Select from the records below every line that has the word "securities" in it.

[start Data to process]

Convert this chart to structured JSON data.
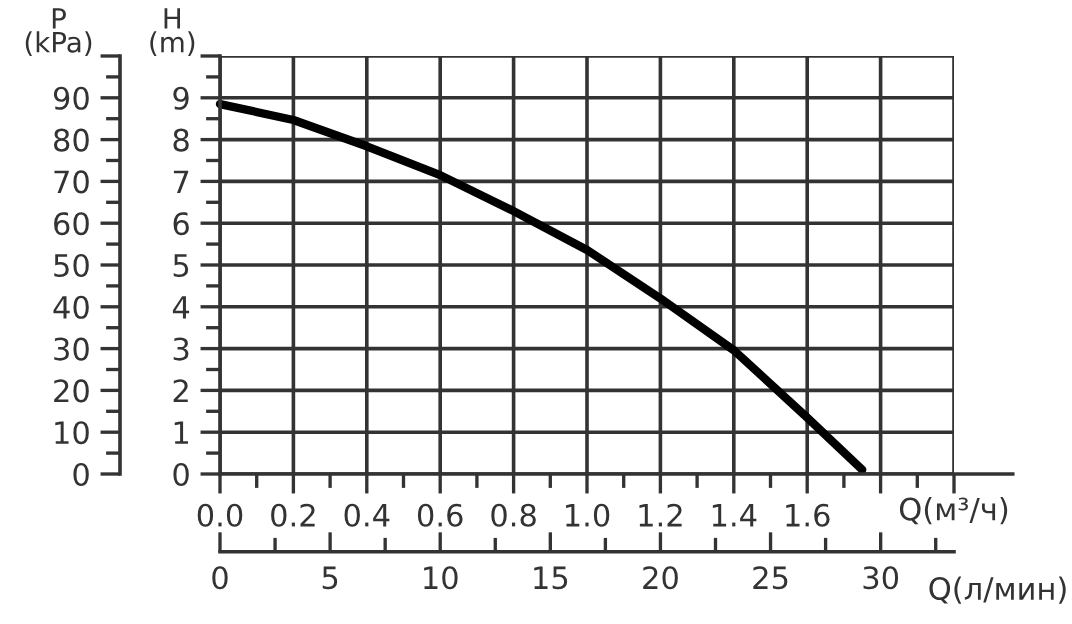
{
  "chart_data": {
    "type": "line",
    "xlabel": "Q(м³/ч)",
    "x2label": "Q(л/мин)",
    "ylabel": "H\n(m)",
    "y2label": "P\n(kPa)",
    "series": [
      {
        "color": "#000000",
        "x": [
          0,
          0.2,
          0.4,
          0.6,
          0.8,
          1.0,
          1.2,
          1.4,
          1.6,
          1.75
        ],
        "values": [
          8.85,
          8.47,
          7.84,
          7.15,
          6.29,
          5.36,
          4.2,
          2.96,
          1.35,
          0.1
        ]
      }
    ],
    "xlim": [
      0,
      2.0
    ],
    "xticks": [
      {
        "value": 0,
        "label": "0.0"
      },
      0.2,
      0.4,
      0.6,
      0.8,
      {
        "value": 1,
        "label": "1.0"
      },
      1.2,
      1.4,
      1.6,
      {
        "value": 1.8,
        "label": null
      },
      {
        "value": 2.0,
        "label": null
      }
    ],
    "ylim": [
      0,
      10
    ],
    "yticks": [
      0,
      1,
      2,
      3,
      4,
      5,
      6,
      7,
      8,
      9,
      {
        "value": 10,
        "label": null
      }
    ],
    "y2lim": [
      0,
      100
    ],
    "y2ticks": [
      0,
      10,
      20,
      30,
      40,
      50,
      60,
      70,
      80,
      90,
      {
        "value": 100,
        "label": null
      }
    ],
    "x2lim": [
      0,
      33.33
    ],
    "x2ticks": [
      0,
      5,
      10,
      15,
      20,
      25,
      30
    ],
    "grid": true,
    "marker": "none",
    "line_style": "solid"
  }
}
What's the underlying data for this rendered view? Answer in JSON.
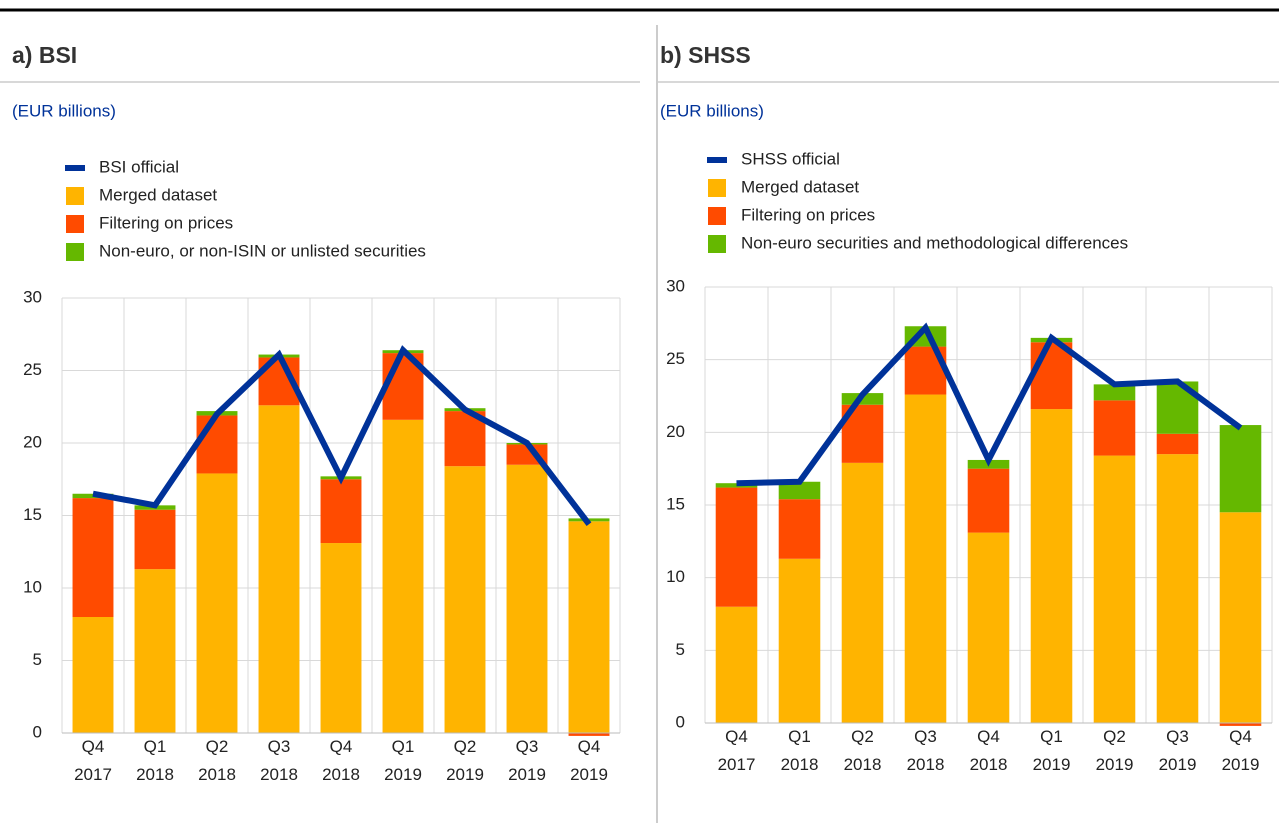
{
  "chart_data": [
    {
      "type": "bar",
      "stacked": true,
      "title": "a) BSI",
      "subtitle": "(EUR billions)",
      "categories": [
        "Q4 2017",
        "Q1 2018",
        "Q2 2018",
        "Q3 2018",
        "Q4 2018",
        "Q1 2019",
        "Q2 2019",
        "Q3 2019",
        "Q4 2019"
      ],
      "series": [
        {
          "name": "BSI official",
          "type": "line",
          "color": "#003299",
          "values": [
            16.5,
            15.7,
            22.0,
            26.1,
            17.6,
            26.4,
            22.3,
            20.0,
            14.4
          ]
        },
        {
          "name": "Merged dataset",
          "color": "#ffb400",
          "values": [
            8.0,
            11.3,
            17.9,
            22.6,
            13.1,
            21.6,
            18.4,
            18.5,
            14.6
          ]
        },
        {
          "name": "Filtering on prices",
          "color": "#ff4b00",
          "values": [
            8.2,
            4.1,
            4.0,
            3.3,
            4.4,
            4.6,
            3.8,
            1.4,
            -0.2
          ]
        },
        {
          "name": "Non-euro, or non-ISIN or unlisted securities",
          "color": "#65b800",
          "values": [
            0.3,
            0.3,
            0.3,
            0.2,
            0.2,
            0.2,
            0.2,
            0.1,
            0.2
          ]
        }
      ],
      "ylim": [
        0,
        30
      ],
      "yticks": [
        0,
        5,
        10,
        15,
        20,
        25,
        30
      ],
      "grid": true
    },
    {
      "type": "bar",
      "stacked": true,
      "title": "b) SHSS",
      "subtitle": "(EUR billions)",
      "categories": [
        "Q4 2017",
        "Q1 2018",
        "Q2 2018",
        "Q3 2018",
        "Q4 2018",
        "Q1 2019",
        "Q2 2019",
        "Q3 2019",
        "Q4 2019"
      ],
      "series": [
        {
          "name": "SHSS official",
          "type": "line",
          "color": "#003299",
          "values": [
            16.5,
            16.6,
            22.6,
            27.2,
            18.1,
            26.5,
            23.3,
            23.5,
            20.3
          ]
        },
        {
          "name": "Merged dataset",
          "color": "#ffb400",
          "values": [
            8.0,
            11.3,
            17.9,
            22.6,
            13.1,
            21.6,
            18.4,
            18.5,
            14.5
          ]
        },
        {
          "name": "Filtering on prices",
          "color": "#ff4b00",
          "values": [
            8.2,
            4.1,
            4.0,
            3.3,
            4.4,
            4.6,
            3.8,
            1.4,
            -0.2
          ]
        },
        {
          "name": "Non-euro securities and methodological differences",
          "color": "#65b800",
          "values": [
            0.3,
            1.2,
            0.8,
            1.4,
            0.6,
            0.3,
            1.1,
            3.6,
            6.0
          ]
        }
      ],
      "ylim": [
        0,
        30
      ],
      "yticks": [
        0,
        5,
        10,
        15,
        20,
        25,
        30
      ],
      "grid": true
    }
  ]
}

[end Data to process]

• _Answer to the problem_
          "name": "Non-euro, or non-ISIN or unlisted securities",
          "name": "Non-euro securities and methodological differences",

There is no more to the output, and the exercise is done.